**作成内容**
下のデータから、文字列「caret」を含む行をすべて抜き出し、そのまま書き写す。大文字と小文字は区別する。

(元の記録)
↓↓↓

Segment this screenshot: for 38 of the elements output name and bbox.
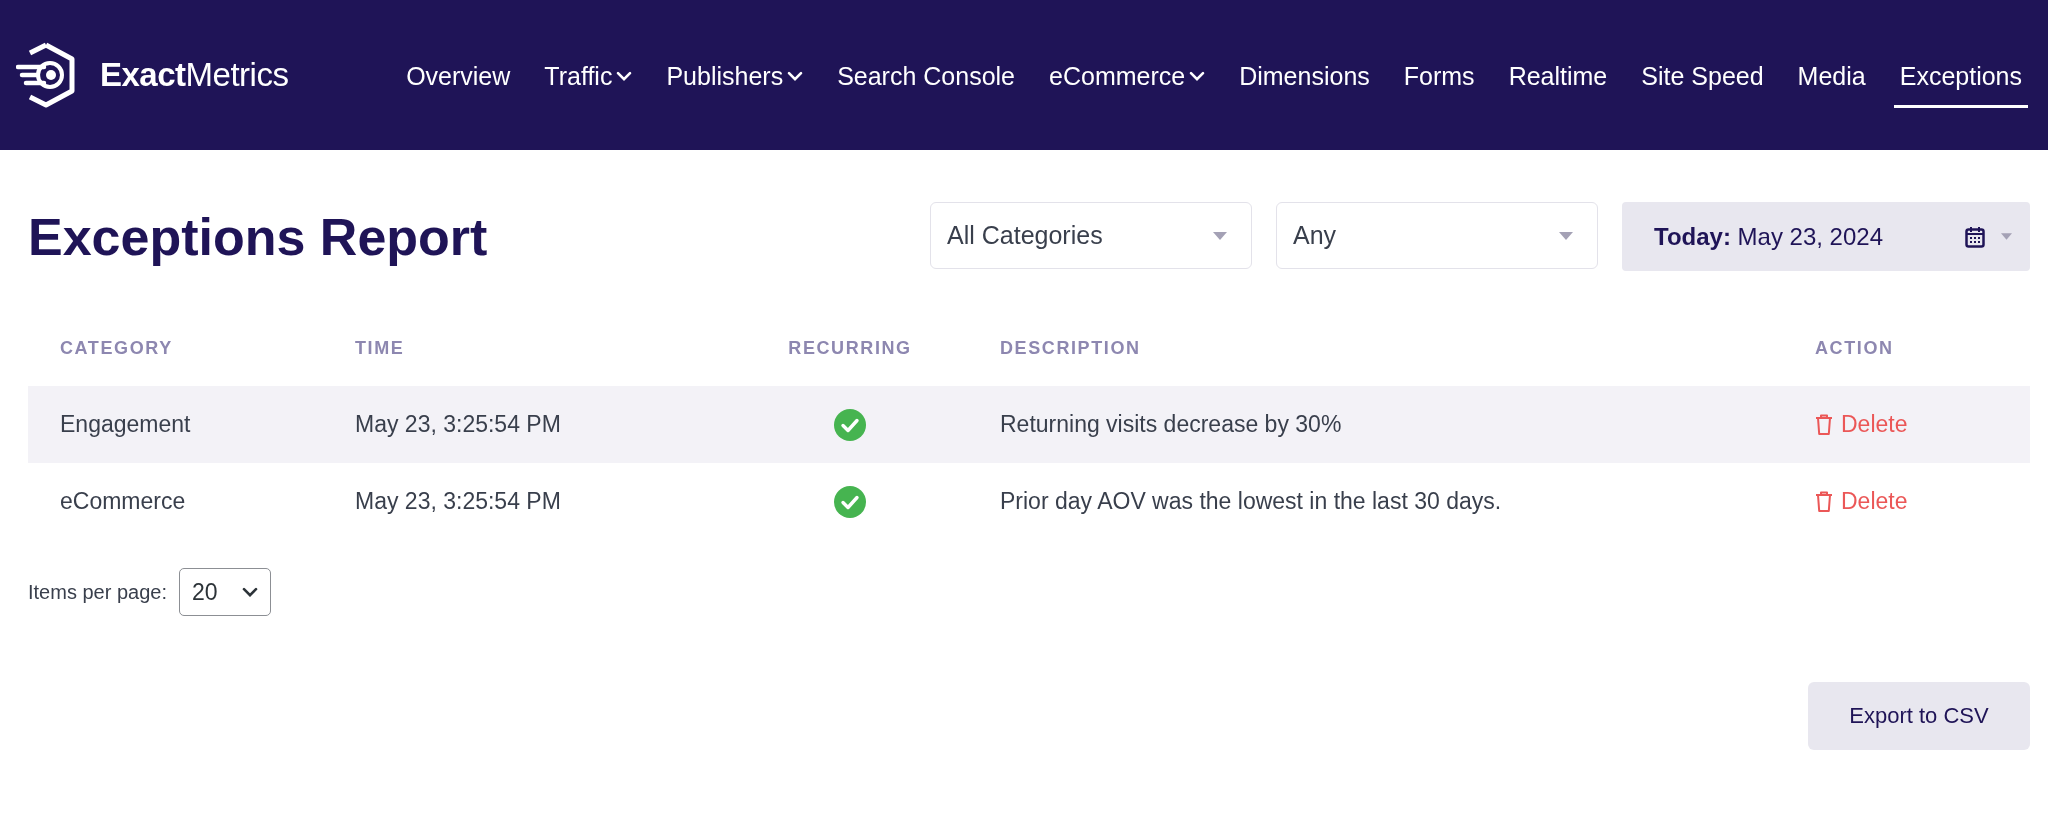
chevron-down-icon	[241, 586, 258, 598]
column-header: ACTION	[1815, 338, 1894, 359]
nav-link[interactable]: Forms	[1397, 48, 1481, 108]
nav-link[interactable]: Overview	[400, 48, 517, 108]
export-csv-button[interactable]: Export to CSV	[1808, 682, 2030, 750]
nav-link[interactable]: Site Speed	[1635, 48, 1770, 108]
nav-link[interactable]: Traffic	[538, 48, 639, 108]
logo-icon	[16, 41, 78, 109]
nav-link[interactable]: Search Console	[831, 48, 1022, 108]
column-header: DESCRIPTION	[1000, 338, 1141, 359]
column-header: CATEGORY	[60, 338, 173, 359]
table-cell-text: Prior day AOV was the lowest in the last 30 days.	[1000, 488, 1503, 515]
table-cell-text: May 23, 3:25:54 PM	[355, 488, 562, 515]
nav-link[interactable]: Publishers	[660, 48, 810, 108]
caret-icon	[1559, 231, 1573, 240]
nav-link[interactable]: Realtime	[1502, 48, 1614, 108]
recurring-select[interactable]: Any	[1276, 202, 1598, 269]
table-cell-text: May 23, 3:25:54 PM	[355, 411, 562, 438]
nav-link[interactable]: Media	[1791, 48, 1872, 108]
nav-link[interactable]: eCommerce	[1043, 48, 1212, 108]
category-select[interactable]: All Categories	[930, 202, 1252, 269]
trash-icon	[1815, 413, 1833, 436]
nav-link[interactable]: Dimensions	[1233, 48, 1376, 108]
caret-icon	[1213, 231, 1227, 240]
trash-icon	[1815, 490, 1833, 513]
table-cell-text: Engagement	[60, 411, 192, 438]
page-title: Exceptions Report	[28, 206, 488, 267]
brand-name: ExactMetrics	[100, 56, 289, 94]
column-header: TIME	[355, 338, 405, 359]
calendar-icon	[1965, 225, 1985, 248]
items-per-page-select[interactable]: 20	[178, 568, 271, 616]
table-cell-text: eCommerce	[60, 488, 187, 515]
items-per-page-label: Items per page:	[28, 580, 167, 604]
nav-link[interactable]: Exceptions	[1893, 48, 2028, 108]
caret-icon	[2001, 233, 2012, 240]
table-cell-text: Returning visits decrease by 30%	[1000, 411, 1343, 438]
column-header: RECURRING	[788, 338, 912, 359]
date-picker-button[interactable]: Today: May 23, 2024	[1622, 202, 2030, 271]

↑↑↑

**回答全文**
caret-icon	[1559, 231, 1573, 240]
caret-icon	[1213, 231, 1227, 240]
caret-icon	[2001, 233, 2012, 240]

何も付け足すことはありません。